◆ What you should do:
Check each line of the listing, and copy it if it contains the word "label".

◆ Records for this task:
--- --- ---

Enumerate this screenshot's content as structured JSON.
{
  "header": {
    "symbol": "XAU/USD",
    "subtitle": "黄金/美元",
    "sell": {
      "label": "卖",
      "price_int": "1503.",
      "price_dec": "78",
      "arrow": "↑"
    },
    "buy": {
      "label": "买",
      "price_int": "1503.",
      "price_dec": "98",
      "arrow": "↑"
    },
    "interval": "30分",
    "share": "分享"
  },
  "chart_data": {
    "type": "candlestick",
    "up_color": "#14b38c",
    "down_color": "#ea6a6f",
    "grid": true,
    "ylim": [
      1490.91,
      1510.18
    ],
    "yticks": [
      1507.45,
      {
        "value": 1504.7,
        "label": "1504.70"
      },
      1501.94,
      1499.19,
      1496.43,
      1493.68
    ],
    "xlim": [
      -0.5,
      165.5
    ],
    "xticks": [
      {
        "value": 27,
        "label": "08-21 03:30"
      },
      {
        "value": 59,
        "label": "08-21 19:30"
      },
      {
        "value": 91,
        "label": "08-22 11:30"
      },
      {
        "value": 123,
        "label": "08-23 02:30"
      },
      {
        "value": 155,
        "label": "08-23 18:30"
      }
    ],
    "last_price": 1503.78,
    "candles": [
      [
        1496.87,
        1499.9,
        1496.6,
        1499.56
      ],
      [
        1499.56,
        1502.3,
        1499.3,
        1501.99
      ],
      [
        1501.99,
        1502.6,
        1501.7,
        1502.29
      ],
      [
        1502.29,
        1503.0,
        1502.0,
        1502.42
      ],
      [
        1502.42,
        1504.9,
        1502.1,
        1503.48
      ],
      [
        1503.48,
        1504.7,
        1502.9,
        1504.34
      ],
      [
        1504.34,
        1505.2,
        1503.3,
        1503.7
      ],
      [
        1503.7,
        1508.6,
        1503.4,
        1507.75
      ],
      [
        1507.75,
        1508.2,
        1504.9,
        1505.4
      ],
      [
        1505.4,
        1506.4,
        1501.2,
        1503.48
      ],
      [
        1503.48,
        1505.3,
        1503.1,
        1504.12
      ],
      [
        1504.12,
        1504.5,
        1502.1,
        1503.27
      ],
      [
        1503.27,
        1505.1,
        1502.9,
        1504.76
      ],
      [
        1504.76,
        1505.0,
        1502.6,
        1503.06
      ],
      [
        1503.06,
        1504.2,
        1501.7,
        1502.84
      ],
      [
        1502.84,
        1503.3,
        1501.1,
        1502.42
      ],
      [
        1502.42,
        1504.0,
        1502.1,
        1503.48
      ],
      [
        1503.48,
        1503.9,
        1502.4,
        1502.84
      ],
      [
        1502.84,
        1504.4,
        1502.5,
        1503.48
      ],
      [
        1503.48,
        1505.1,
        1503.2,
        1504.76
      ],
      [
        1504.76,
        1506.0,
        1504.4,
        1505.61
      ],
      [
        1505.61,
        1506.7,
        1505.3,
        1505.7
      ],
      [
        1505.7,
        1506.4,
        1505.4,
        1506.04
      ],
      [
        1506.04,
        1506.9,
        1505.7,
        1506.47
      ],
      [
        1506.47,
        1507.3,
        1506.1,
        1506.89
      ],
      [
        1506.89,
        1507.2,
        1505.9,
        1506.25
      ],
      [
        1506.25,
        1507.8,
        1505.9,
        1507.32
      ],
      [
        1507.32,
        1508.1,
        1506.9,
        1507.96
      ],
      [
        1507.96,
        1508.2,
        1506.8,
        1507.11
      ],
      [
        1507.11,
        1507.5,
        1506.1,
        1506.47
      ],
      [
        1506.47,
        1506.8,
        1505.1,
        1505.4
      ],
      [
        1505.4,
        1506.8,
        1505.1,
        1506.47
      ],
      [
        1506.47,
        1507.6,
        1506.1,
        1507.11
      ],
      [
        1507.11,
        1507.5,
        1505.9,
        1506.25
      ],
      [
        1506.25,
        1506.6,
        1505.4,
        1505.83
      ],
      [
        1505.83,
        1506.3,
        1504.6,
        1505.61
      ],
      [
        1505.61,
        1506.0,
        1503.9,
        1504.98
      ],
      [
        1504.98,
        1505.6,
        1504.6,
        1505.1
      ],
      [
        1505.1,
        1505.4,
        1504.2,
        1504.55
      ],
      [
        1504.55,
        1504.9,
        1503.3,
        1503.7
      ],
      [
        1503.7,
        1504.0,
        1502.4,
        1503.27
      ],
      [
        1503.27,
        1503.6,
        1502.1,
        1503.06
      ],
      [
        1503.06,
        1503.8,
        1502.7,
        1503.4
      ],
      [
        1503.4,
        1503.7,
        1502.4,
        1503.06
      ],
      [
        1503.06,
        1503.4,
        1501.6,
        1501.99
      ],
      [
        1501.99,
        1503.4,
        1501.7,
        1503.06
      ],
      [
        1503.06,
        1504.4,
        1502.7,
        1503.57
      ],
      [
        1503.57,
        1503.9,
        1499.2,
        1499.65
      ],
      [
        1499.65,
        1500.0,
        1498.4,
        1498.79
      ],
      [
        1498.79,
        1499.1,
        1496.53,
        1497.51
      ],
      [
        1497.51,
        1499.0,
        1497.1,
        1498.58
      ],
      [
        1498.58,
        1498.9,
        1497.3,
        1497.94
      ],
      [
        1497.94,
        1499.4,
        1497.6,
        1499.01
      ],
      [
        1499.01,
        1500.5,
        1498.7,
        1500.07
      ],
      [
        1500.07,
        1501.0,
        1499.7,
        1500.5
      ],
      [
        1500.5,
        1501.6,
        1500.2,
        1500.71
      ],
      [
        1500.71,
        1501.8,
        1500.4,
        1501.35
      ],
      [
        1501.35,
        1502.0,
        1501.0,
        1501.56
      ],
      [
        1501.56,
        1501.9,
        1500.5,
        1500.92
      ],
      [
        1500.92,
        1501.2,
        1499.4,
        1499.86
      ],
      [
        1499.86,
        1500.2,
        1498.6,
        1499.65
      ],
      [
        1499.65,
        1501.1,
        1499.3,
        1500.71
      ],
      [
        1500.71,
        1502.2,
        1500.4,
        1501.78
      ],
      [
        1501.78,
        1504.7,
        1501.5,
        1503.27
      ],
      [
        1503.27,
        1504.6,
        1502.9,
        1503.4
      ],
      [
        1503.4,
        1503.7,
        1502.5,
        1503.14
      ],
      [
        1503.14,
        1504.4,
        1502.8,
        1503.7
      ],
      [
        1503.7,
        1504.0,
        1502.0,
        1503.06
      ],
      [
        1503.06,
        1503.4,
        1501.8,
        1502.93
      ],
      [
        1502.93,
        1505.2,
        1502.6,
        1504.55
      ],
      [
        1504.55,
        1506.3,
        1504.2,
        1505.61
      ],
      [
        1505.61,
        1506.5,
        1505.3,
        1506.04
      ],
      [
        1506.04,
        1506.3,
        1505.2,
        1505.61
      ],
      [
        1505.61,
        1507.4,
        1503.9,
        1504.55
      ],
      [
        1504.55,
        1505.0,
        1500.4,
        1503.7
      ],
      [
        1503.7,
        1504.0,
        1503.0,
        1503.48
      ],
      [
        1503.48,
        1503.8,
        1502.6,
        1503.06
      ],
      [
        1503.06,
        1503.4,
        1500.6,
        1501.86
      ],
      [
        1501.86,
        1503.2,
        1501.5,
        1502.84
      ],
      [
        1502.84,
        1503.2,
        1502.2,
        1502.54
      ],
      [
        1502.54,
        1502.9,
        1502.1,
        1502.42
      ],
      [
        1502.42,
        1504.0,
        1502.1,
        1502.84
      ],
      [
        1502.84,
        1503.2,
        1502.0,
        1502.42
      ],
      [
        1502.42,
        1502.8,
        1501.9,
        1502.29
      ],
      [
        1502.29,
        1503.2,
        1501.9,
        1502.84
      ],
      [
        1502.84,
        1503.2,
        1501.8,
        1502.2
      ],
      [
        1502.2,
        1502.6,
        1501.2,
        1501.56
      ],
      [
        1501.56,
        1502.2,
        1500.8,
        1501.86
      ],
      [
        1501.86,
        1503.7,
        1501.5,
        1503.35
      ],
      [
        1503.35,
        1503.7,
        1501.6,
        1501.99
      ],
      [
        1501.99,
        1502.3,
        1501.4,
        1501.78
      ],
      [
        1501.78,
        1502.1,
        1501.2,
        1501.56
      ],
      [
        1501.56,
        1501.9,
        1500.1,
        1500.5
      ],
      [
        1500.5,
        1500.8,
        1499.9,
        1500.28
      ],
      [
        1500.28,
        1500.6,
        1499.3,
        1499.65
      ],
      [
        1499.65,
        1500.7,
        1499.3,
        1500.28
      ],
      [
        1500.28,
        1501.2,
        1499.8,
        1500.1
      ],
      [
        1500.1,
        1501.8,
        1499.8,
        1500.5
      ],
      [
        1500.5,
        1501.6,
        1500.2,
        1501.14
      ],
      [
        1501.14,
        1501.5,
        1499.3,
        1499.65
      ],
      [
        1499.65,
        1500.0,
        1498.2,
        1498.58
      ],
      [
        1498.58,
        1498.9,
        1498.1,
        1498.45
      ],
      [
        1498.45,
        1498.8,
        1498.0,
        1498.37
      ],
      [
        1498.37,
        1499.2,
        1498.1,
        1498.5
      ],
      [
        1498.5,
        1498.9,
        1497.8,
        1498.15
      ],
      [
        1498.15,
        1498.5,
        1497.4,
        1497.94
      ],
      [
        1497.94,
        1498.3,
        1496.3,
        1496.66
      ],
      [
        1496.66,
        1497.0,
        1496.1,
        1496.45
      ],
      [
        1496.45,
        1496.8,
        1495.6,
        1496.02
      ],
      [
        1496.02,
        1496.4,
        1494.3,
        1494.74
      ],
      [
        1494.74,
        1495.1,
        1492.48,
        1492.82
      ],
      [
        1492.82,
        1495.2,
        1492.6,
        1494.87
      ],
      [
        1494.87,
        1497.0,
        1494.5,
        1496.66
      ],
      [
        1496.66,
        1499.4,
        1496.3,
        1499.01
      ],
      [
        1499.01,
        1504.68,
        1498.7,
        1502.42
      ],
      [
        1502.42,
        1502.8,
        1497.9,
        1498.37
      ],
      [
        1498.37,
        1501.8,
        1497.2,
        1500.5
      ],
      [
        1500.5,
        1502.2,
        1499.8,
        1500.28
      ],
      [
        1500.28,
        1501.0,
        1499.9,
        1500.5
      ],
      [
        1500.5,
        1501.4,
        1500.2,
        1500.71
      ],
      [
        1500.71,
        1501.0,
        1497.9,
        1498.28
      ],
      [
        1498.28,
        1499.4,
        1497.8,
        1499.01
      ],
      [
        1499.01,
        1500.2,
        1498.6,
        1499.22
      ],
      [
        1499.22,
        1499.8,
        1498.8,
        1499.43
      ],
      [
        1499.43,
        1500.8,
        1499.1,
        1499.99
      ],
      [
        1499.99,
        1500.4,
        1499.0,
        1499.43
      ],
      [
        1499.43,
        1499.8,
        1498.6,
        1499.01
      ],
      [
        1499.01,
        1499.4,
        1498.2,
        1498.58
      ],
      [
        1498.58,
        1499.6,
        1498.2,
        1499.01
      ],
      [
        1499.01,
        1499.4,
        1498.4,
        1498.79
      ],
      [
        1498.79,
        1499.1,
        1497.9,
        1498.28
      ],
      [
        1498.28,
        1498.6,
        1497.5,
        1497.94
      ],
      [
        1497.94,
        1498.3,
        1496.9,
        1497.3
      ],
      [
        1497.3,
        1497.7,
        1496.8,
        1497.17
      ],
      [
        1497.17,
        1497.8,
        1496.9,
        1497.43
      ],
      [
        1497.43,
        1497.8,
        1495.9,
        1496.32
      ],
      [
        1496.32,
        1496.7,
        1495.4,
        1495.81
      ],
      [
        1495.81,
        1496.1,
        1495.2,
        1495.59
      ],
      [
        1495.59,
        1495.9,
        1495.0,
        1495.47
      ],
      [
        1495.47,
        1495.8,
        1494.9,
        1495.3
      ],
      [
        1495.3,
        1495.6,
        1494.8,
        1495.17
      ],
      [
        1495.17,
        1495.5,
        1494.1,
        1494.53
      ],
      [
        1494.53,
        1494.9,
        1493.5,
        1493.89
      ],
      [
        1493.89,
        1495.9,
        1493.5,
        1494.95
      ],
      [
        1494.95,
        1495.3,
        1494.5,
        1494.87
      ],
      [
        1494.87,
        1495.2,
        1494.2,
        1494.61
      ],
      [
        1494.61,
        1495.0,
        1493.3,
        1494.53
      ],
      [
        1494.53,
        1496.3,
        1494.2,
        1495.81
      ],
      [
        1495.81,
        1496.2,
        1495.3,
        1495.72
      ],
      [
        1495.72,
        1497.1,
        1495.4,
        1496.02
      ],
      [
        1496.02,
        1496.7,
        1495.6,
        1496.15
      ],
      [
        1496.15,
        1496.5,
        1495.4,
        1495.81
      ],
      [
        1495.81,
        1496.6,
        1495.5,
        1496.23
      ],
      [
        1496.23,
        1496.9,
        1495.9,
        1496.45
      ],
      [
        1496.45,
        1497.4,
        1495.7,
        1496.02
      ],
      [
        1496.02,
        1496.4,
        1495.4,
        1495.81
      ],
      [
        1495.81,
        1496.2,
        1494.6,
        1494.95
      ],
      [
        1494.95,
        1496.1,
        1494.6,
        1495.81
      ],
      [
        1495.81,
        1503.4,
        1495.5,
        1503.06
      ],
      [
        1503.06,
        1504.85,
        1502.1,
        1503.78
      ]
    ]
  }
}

--- --- ---

◆ Answer to the task:
      "label": "卖",
      "label": "买",
        "label": "1504.70"
        "label": "08-21 03:30"
        "label": "08-21 19:30"
        "label": "08-22 11:30"
        "label": "08-23 02:30"
        "label": "08-23 18:30"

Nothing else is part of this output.